AIM OF THE EXERCISE:
Pull out every line below containing the word "machine".

PROVIDED INFORMATION:

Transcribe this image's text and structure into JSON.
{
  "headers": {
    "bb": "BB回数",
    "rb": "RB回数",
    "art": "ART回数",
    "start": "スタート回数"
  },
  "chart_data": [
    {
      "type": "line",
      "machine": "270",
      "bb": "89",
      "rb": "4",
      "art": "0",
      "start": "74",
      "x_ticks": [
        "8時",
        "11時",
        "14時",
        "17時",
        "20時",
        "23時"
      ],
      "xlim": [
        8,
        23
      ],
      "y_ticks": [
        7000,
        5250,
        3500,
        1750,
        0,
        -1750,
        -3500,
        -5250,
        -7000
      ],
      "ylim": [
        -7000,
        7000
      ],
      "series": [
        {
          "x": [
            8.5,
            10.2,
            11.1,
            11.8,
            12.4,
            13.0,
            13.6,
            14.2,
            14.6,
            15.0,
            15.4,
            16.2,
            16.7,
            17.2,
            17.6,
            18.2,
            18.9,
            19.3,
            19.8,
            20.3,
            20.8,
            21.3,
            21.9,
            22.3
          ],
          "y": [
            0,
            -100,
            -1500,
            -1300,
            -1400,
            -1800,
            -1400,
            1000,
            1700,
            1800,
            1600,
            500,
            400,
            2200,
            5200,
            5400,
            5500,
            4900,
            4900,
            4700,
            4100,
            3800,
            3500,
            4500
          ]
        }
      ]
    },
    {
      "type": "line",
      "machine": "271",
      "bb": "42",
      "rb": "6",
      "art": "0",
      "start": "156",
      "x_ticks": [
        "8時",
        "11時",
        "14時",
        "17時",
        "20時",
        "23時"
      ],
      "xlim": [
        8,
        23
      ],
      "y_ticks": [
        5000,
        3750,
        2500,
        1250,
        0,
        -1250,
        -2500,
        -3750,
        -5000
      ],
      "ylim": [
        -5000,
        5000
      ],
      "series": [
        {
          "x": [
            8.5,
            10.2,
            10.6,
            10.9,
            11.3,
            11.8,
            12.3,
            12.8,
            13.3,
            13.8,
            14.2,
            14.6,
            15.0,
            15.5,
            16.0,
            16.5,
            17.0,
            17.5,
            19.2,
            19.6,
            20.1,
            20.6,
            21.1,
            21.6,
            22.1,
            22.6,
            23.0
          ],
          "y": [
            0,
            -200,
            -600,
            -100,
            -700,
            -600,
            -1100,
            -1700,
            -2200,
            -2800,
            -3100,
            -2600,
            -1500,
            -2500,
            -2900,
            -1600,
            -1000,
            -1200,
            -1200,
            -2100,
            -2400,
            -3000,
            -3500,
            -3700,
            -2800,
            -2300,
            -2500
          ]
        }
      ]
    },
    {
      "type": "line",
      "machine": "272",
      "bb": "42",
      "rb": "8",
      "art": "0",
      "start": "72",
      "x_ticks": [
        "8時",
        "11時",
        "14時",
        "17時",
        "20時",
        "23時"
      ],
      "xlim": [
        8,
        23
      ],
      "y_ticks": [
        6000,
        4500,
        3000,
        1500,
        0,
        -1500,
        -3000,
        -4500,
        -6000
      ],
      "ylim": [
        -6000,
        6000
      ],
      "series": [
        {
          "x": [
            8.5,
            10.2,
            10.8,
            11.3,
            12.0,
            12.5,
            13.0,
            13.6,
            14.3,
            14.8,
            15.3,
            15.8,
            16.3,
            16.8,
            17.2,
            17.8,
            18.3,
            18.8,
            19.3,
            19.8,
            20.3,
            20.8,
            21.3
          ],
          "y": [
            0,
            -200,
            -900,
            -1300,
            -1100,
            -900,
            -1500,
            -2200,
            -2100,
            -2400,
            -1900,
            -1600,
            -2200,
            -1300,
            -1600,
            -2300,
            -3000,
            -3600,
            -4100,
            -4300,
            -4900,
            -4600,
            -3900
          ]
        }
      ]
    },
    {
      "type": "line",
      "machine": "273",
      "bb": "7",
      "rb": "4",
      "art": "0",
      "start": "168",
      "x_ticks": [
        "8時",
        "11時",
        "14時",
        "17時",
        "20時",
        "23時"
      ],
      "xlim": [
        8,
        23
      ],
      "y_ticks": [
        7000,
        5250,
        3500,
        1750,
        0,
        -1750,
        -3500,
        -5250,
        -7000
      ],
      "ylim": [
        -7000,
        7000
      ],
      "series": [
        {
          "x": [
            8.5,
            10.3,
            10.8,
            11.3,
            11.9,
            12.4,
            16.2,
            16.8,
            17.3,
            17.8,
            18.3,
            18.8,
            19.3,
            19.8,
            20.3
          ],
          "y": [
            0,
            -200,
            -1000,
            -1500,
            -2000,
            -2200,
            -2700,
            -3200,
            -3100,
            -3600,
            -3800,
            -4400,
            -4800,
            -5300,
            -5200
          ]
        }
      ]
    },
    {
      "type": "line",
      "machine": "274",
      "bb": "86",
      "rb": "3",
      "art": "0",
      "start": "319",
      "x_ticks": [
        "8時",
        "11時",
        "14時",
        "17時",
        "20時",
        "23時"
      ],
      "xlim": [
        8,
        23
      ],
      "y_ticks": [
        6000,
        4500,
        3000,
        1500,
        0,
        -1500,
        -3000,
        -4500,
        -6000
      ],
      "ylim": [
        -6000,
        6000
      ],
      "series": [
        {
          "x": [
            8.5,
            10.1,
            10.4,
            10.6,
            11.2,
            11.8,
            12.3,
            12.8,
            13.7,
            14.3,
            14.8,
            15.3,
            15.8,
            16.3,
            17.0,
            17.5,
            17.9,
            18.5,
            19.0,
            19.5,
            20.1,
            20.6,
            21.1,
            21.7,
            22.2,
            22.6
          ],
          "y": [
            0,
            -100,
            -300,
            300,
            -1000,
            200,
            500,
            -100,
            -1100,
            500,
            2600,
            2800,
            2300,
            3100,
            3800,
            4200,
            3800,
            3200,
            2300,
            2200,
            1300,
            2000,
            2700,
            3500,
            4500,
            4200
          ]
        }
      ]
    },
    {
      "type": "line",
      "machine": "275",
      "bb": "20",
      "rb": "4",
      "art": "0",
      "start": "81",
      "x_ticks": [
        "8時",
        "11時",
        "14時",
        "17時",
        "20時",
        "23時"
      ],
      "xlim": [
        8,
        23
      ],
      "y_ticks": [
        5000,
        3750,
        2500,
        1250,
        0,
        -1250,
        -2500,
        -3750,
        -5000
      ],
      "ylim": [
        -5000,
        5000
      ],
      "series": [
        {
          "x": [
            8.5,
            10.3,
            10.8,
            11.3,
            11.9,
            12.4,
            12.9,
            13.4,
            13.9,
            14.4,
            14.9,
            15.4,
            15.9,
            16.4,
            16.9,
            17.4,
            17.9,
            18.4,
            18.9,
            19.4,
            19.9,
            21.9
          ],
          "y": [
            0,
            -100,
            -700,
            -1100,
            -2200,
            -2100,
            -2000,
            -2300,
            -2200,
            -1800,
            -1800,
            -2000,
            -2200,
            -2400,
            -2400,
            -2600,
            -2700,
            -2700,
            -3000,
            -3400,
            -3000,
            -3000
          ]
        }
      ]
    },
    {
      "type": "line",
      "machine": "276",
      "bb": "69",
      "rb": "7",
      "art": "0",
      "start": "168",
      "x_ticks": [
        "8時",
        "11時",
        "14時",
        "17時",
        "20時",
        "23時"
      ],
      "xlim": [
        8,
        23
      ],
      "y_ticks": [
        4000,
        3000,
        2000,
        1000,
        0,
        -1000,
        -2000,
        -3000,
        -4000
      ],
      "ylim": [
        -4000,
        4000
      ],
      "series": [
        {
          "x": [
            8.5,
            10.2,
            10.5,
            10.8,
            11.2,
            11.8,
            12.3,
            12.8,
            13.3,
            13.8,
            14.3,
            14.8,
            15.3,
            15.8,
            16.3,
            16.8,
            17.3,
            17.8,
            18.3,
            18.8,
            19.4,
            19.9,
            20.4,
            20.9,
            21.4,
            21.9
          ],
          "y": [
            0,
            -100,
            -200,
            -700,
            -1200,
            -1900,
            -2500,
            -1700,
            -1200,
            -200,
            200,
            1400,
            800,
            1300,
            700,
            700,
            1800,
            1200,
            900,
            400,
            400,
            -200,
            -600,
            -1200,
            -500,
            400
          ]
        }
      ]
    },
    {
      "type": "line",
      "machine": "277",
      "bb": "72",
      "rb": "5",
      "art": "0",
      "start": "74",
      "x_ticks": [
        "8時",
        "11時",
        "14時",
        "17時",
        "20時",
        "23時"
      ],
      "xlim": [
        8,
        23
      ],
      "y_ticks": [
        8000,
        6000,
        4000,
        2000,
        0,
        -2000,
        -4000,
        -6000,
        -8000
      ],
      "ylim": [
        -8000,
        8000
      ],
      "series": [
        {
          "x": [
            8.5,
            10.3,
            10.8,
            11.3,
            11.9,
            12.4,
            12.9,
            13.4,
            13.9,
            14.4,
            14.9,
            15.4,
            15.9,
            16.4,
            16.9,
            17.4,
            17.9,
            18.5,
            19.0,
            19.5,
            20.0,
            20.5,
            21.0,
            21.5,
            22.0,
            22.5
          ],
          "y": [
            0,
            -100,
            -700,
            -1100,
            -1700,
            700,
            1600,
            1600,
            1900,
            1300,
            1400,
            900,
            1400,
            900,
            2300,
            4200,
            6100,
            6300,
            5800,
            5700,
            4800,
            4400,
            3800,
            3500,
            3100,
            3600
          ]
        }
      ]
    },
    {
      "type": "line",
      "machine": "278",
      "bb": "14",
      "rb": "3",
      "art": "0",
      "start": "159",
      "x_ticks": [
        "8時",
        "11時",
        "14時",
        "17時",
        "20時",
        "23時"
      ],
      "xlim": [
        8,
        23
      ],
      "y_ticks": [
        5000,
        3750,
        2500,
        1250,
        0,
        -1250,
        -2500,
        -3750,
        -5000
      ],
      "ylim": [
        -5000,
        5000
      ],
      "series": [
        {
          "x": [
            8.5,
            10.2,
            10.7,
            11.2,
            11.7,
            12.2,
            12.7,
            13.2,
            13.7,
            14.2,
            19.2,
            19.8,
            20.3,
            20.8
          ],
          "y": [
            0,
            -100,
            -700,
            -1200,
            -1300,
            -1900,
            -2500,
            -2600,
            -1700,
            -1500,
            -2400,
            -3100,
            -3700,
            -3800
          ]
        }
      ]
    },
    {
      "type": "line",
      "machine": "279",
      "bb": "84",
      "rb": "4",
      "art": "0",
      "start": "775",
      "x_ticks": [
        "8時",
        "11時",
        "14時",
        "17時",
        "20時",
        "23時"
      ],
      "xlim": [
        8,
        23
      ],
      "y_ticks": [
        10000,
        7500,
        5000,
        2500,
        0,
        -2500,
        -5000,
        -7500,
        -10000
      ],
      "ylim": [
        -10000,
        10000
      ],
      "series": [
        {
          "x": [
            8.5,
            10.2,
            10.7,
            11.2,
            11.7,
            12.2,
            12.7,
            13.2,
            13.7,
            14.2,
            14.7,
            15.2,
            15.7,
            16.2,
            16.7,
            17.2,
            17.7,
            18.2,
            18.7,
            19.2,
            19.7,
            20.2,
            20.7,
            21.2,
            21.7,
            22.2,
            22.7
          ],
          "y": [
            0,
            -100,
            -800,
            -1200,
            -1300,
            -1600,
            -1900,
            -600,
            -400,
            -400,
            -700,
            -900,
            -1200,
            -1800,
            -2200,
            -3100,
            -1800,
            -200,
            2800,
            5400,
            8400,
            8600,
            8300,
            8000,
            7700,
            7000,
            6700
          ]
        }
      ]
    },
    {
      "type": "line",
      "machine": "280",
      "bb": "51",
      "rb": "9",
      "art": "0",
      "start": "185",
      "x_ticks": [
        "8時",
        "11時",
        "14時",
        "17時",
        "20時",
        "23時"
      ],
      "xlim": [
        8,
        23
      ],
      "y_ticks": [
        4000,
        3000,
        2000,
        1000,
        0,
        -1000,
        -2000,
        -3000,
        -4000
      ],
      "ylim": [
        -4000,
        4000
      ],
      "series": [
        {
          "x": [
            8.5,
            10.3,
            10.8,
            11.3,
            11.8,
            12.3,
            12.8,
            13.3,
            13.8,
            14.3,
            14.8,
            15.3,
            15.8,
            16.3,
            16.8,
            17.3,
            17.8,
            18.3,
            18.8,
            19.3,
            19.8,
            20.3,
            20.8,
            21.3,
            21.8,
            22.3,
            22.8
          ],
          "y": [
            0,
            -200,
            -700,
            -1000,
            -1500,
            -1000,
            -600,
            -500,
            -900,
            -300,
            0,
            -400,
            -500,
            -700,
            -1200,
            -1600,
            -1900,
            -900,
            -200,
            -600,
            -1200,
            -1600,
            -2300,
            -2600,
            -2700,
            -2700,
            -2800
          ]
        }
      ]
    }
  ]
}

TASK RESULT:
      "machine": "270",
      "machine": "271",
      "machine": "272",
      "machine": "273",
      "machine": "274",
      "machine": "275",
      "machine": "276",
      "machine": "277",
      "machine": "278",
      "machine": "279",
      "machine": "280",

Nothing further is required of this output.